Gulaq Market Cap Portfolios

Gulaq is the retail investment advisory arm of Estee Advisors, a company with almost two decades of experience in creating quantitative investment products for institutional and high-net-worth investors. With Gulaq, we focus on helping retail investors, mainly through the Smallcase platform. We offer them portfolios that are built using the same research but packaged to suit the needs of retail clients.

Our market cap portfolios—Gulaq Largecap, Gulaq Midcap, and Gulaq Smallcap—are all constructed using Estee’s sophisticated quantitative approach. This methodology enables us to create optimal portfolios that can consistently outperform benchmarks while maintaining low volatility. We use a multi-factor strategy, analyzing over 100 factors, including fundamental, technical, and macroeconomic indicators. All stocks are dynamically selected by the algorithm without the involvement of any human subjectivity.

Key Highlights:

  • Concentrated Portfolio: Focused selection of 15 to 20 stocks.
  • Sector Agnostic: Diversified portfolio with no sector-specific bias.
  • Monthly Rebalancing: Ensures alignment with current market trends.

All three portfolios use the same portfolio construction process; the only difference lies in their investible universe:

  • Large-cap stocks are the top 100 stocks by market capitalization.
  • Mid-cap stocks range from 101 to 250 by market capitalization.
  • Small-cap stocks range from 251 to 500 by market capitalization.

Backtested performance

Note:      
1. Backtested returns: Jan 2012 to Oct 2024
2. Gulaq portfolios assumes 12bps transaction/slippage and DP charges at ₹1 lakh capital.

As expected, the returns for the small-cap portfolio are the highest at 38.2%, followed by mid-cap at 33.0%, and large-cap at 24.7%. When compared to their respective benchmarks, these translate to active returns of 17.5% for the small-cap portfolio, 10.2% for mid-cap, and 8.3% for large-cap.

————————

**TASK SET:**
[A] According to the Gulaq market cap portfolios text, how many stocks does each portfolio hold?
[B] Pick up the text on the Gulaq market cap portfolios right after its last sentence and keep writing.
The entries that follow aren't needed for anything here.

**PROVIDED MATERIAL:**
————————

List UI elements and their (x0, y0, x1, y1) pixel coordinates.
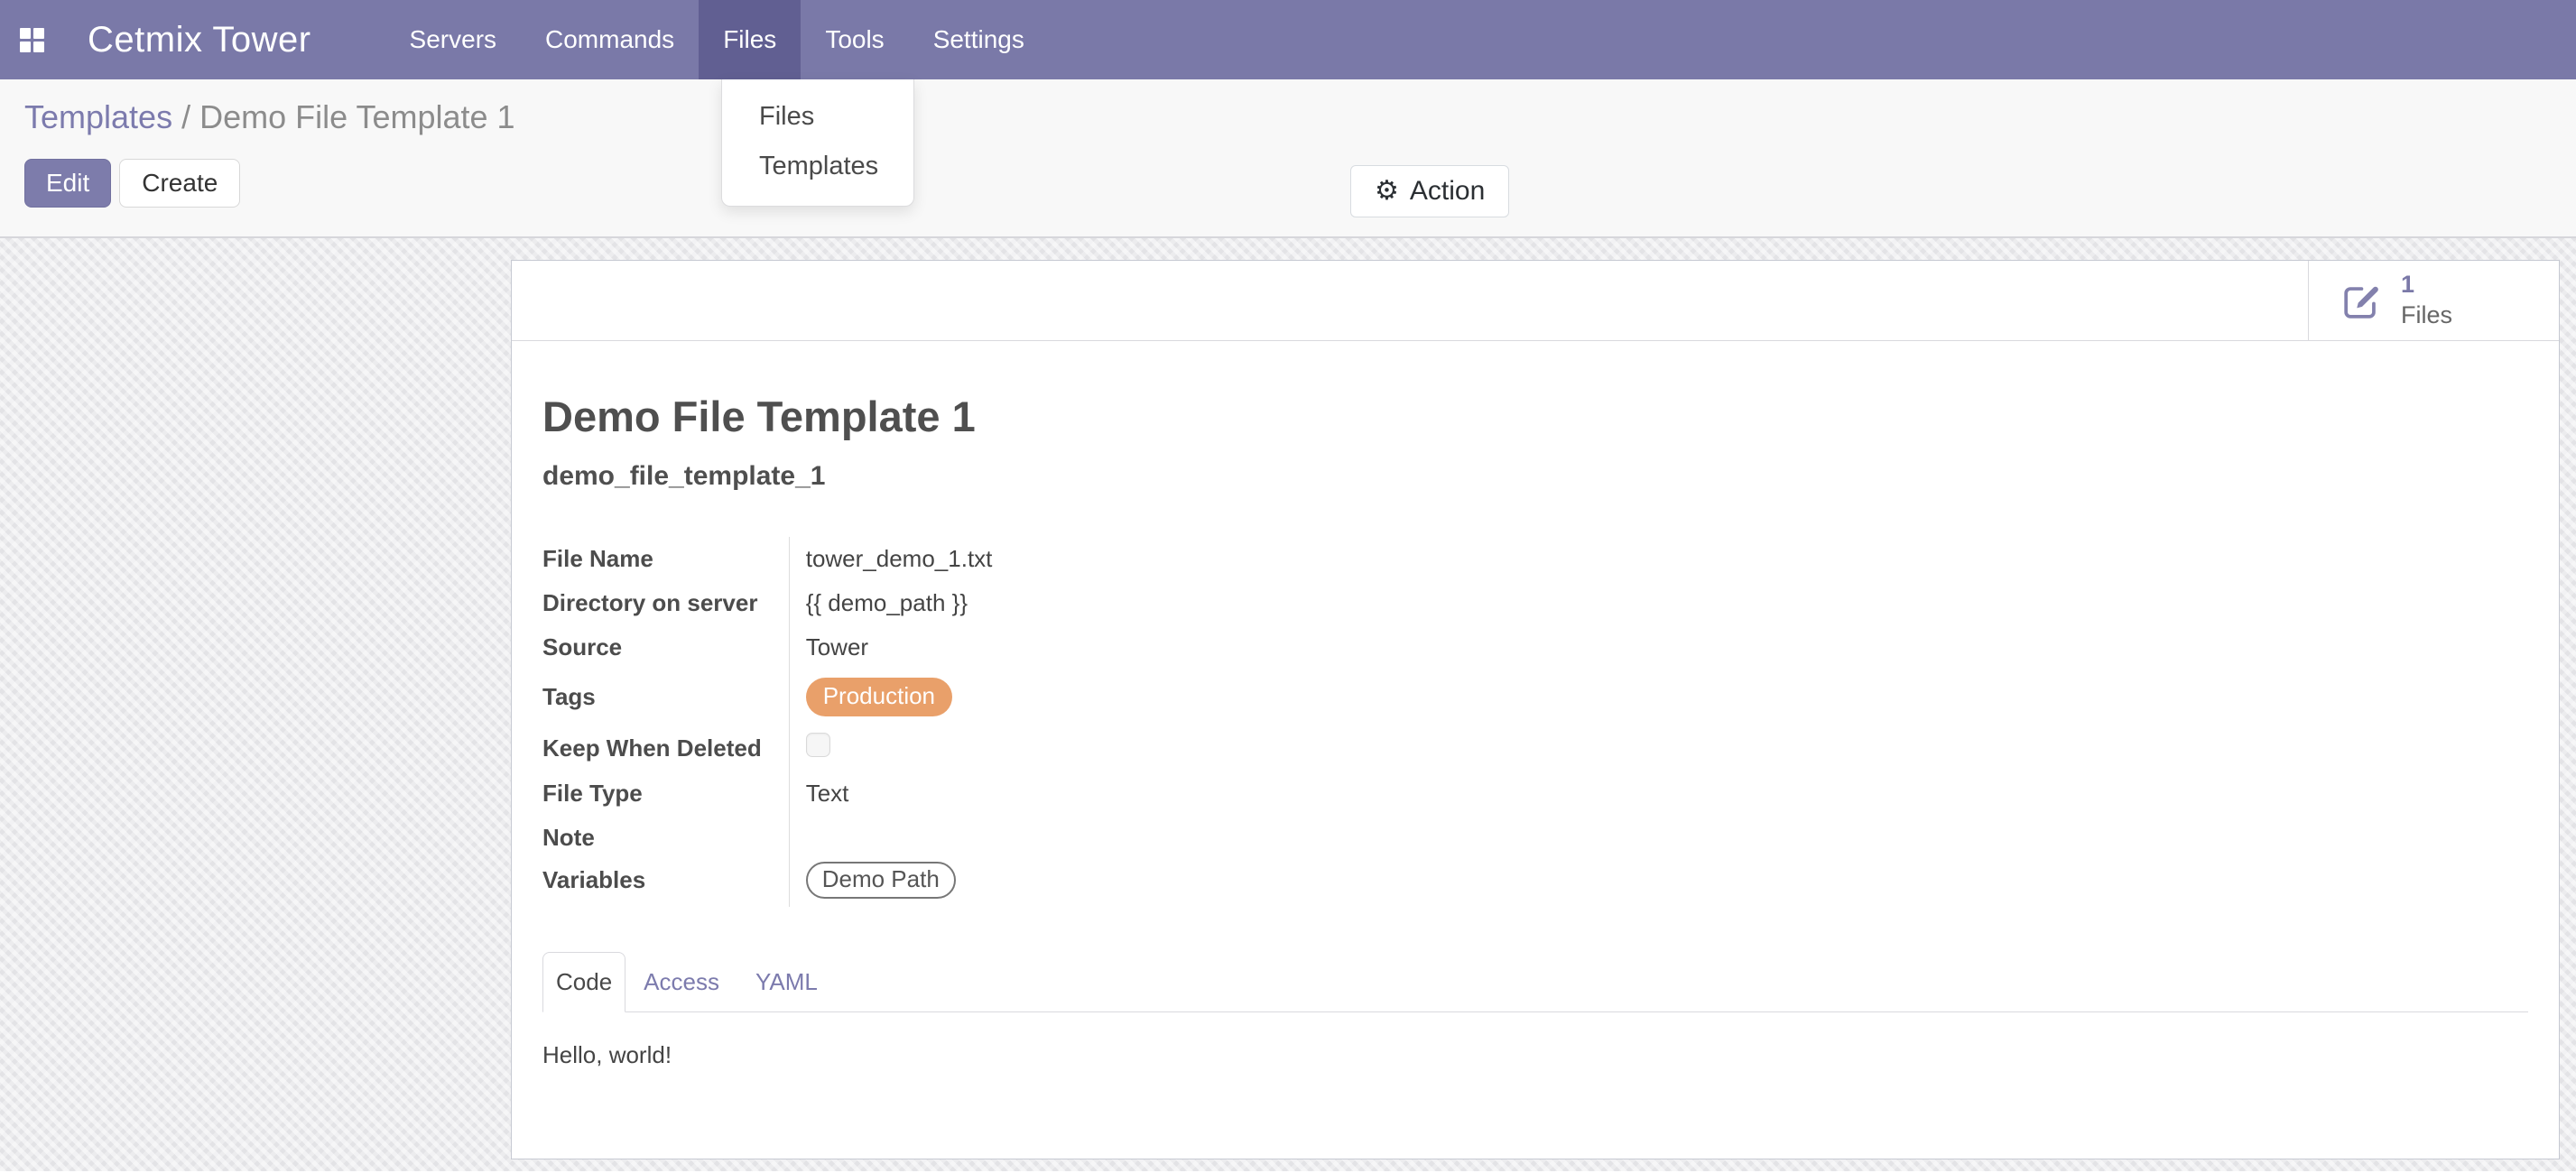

————————

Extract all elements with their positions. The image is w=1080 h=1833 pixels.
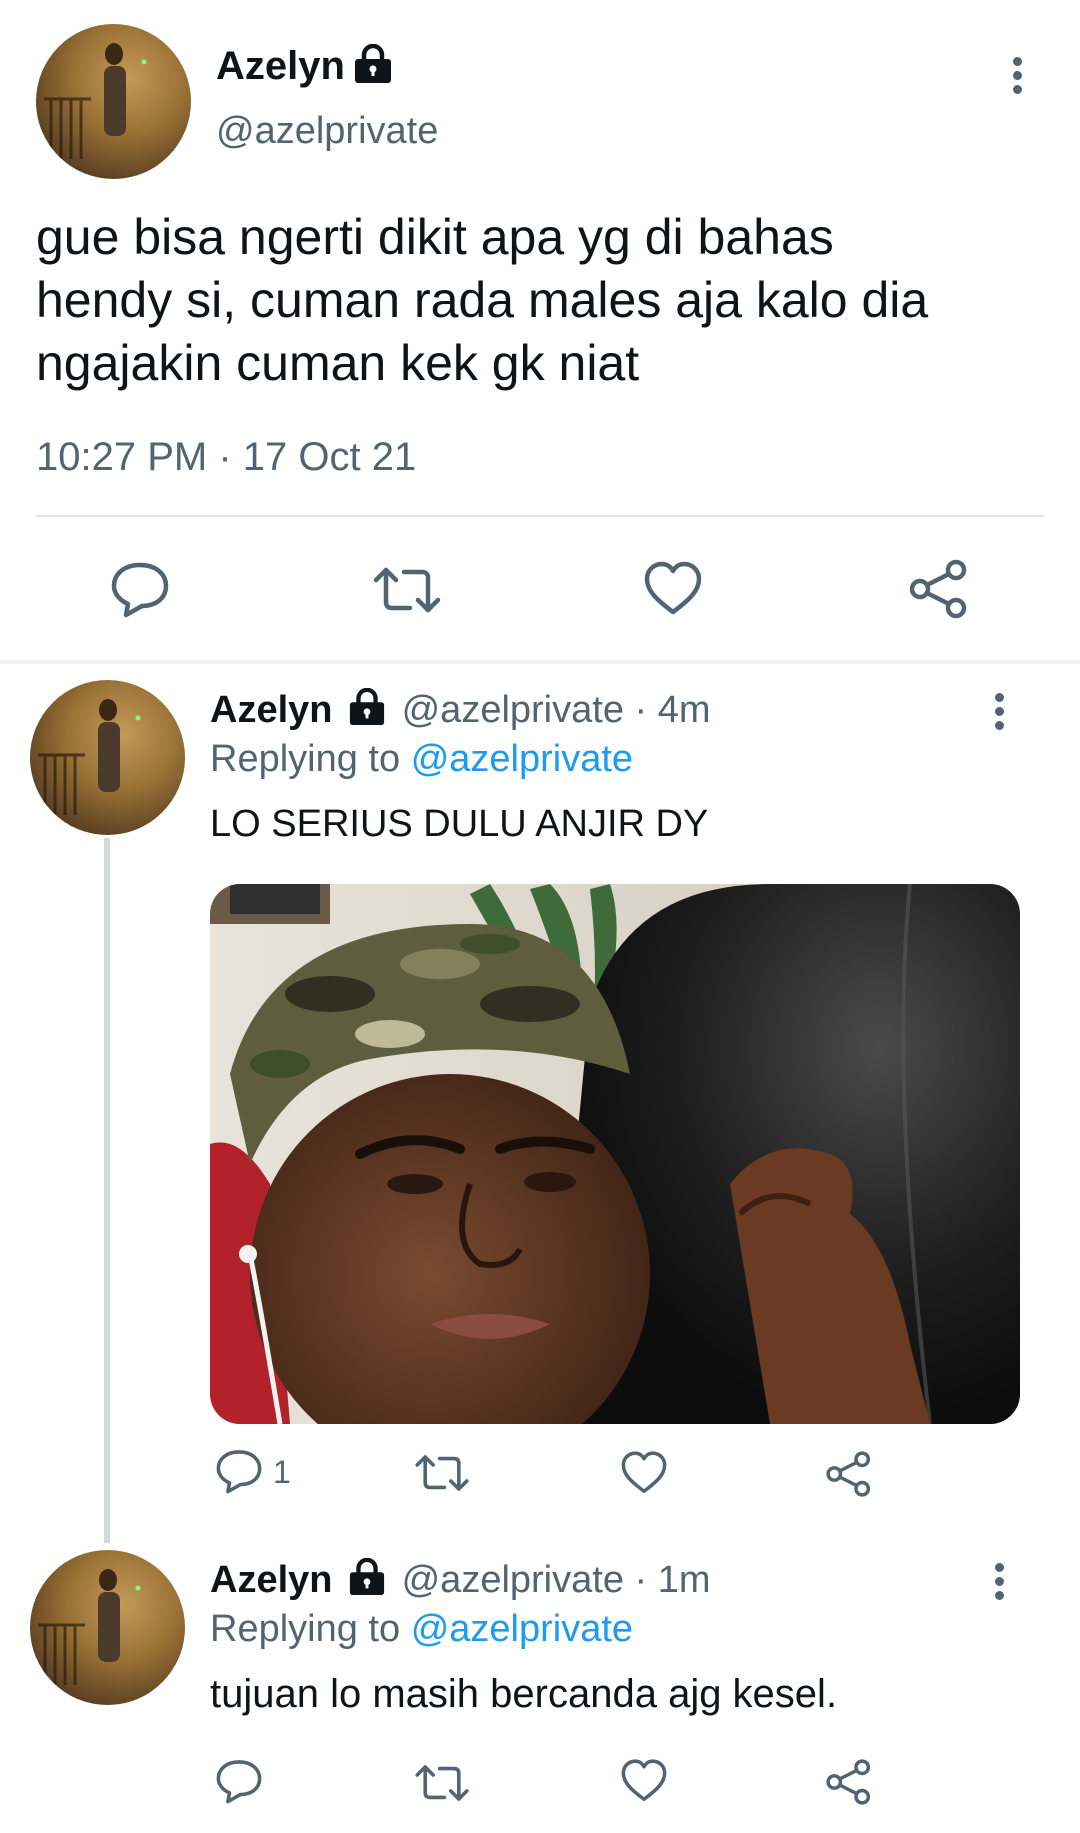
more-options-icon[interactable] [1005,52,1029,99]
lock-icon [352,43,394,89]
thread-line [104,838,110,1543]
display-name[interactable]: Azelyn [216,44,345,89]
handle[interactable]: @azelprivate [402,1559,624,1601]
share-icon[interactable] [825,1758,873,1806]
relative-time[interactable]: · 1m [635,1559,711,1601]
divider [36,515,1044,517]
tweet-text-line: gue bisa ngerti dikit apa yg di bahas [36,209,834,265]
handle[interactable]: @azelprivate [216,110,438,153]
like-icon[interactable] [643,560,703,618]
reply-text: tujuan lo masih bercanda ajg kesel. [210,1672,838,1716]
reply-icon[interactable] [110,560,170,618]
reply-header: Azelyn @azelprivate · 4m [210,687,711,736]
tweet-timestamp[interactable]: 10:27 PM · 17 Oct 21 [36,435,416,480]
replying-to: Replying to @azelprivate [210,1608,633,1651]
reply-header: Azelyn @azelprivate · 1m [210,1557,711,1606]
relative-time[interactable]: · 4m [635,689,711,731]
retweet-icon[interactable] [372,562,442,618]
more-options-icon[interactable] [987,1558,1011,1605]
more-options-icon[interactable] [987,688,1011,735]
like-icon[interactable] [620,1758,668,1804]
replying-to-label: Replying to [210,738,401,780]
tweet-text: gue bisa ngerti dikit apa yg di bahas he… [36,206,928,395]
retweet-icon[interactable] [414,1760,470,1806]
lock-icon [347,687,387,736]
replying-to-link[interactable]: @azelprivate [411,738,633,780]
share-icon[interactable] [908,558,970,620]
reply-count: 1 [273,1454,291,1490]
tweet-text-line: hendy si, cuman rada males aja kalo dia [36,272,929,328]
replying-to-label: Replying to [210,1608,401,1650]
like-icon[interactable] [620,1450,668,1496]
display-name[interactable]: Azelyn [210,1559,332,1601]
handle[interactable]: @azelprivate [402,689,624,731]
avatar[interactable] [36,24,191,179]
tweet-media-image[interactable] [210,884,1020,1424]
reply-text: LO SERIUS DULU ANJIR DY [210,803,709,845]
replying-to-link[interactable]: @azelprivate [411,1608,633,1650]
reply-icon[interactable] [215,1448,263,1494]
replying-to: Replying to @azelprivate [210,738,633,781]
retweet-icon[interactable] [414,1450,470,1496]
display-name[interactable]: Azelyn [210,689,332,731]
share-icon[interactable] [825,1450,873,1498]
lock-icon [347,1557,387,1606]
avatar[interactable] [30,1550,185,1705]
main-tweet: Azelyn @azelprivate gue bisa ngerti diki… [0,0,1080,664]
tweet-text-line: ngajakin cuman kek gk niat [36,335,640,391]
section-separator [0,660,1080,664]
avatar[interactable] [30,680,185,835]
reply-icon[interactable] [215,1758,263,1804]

————————

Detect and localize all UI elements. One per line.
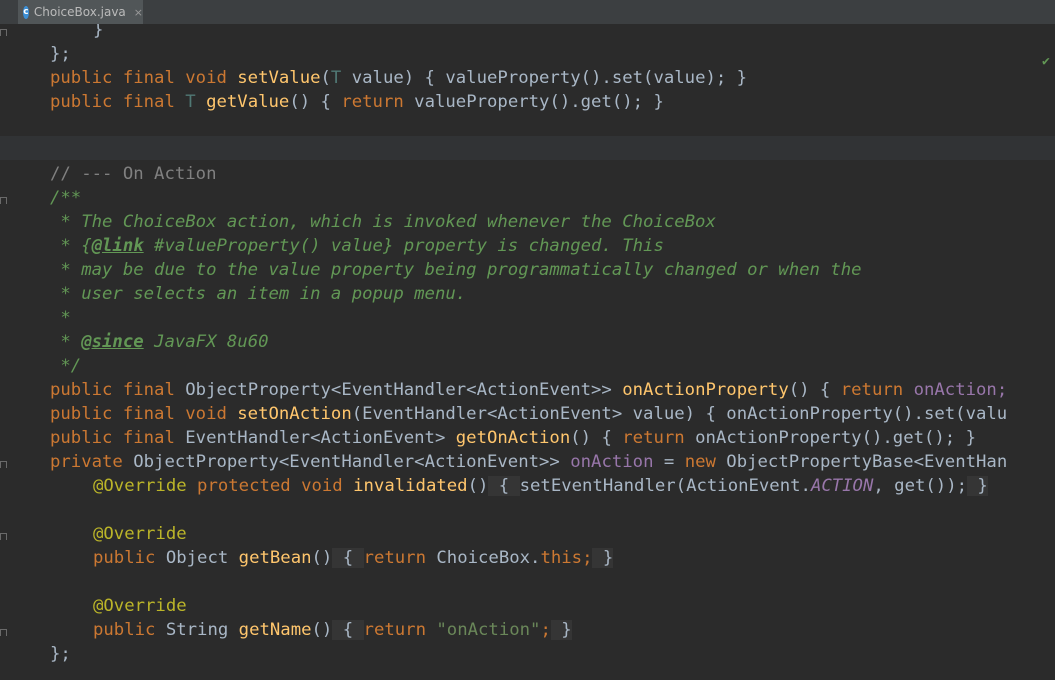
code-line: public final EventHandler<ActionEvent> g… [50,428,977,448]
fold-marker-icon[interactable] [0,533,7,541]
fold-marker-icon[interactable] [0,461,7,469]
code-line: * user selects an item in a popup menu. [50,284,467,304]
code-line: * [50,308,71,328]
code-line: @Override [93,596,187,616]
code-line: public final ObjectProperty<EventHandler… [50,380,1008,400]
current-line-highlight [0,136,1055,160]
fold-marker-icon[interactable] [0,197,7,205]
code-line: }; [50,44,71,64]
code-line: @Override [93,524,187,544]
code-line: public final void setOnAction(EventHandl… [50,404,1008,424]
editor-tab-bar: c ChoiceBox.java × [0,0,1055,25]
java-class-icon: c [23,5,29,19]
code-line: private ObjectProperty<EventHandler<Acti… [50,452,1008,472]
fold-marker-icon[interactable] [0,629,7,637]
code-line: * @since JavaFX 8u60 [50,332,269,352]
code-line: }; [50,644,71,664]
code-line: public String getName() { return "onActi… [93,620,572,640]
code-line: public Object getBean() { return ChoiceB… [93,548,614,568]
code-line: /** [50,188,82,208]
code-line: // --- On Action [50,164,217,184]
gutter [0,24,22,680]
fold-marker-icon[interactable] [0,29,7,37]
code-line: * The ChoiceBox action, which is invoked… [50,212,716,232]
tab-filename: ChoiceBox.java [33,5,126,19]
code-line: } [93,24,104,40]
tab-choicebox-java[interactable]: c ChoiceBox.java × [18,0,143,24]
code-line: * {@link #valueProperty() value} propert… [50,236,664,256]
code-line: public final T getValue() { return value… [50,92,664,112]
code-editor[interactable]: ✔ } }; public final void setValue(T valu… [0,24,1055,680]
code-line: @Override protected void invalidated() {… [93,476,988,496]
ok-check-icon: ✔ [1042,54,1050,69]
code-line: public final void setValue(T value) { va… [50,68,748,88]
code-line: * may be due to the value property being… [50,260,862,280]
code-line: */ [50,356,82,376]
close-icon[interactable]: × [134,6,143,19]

————————

**SET OF ANSWERS:**
[A] Each portfolio holds a focused selection of 15 to 20 stocks.

[B]
Fama and French, in their 1990 study, highlighted the “size effect” in markets, where smaller companies tend to outperform larger ones. This phenomenon is evident here as well, with Gulaq’s Smallcap portfolio delivering the highest returns. Additionally, the broader investible universe of small-cap stocks—2.5 times larger than that of large-cap stocks—provides our quantitative models with more opportunities to identify high-performing investments.

That said, returns are only one side of the equation; understanding and managing risk is equally critical.

Note:      
1. Backtested returns: Jan 2012 to Oct 2024
2. Returns assumes 12bps transaction/slippage and DP charges at ₹1 lakh capital.
3. Annualized risk: Annualized sample standard deviation over the same backtested period.

In the graph, risk (represented by annualized standard deviation) is plotted on the x-axis, while returns are plotted on the y-axis.

Among the assets, the Nifty Smallcap emerges as the riskiest; however, it surprisingly does not offer the highest returns. Its returns are only marginally higher than those of the Nifty Largecap. In contrast, the Gulaq Smallcap portfolio achieves significantly higher returns while maintaining a risk profile comparable to that of a mid-cap portfolio. This highlights its superior risk-adjusted performance, demonstrating its effectiveness in balancing risk and reward.

Note: As per backtested data: Jan 2012 to Oct 2024

The information ratio, a key metric for evaluating risk-adjusted returns, quantifies the active returns generated per unit of active risk. Among the portfolios, the Gulaq Smallcap portfolio leads with the highest information ratio of 1.32, reflecting its superior risk-adjusted performance. It is followed by the Gulaq Midcap portfolio at 0.69 and the Gulaq Largecap portfolio at 0.63, showcasing the effectiveness of each portfolio in balancing risk and returns within their respective market segments.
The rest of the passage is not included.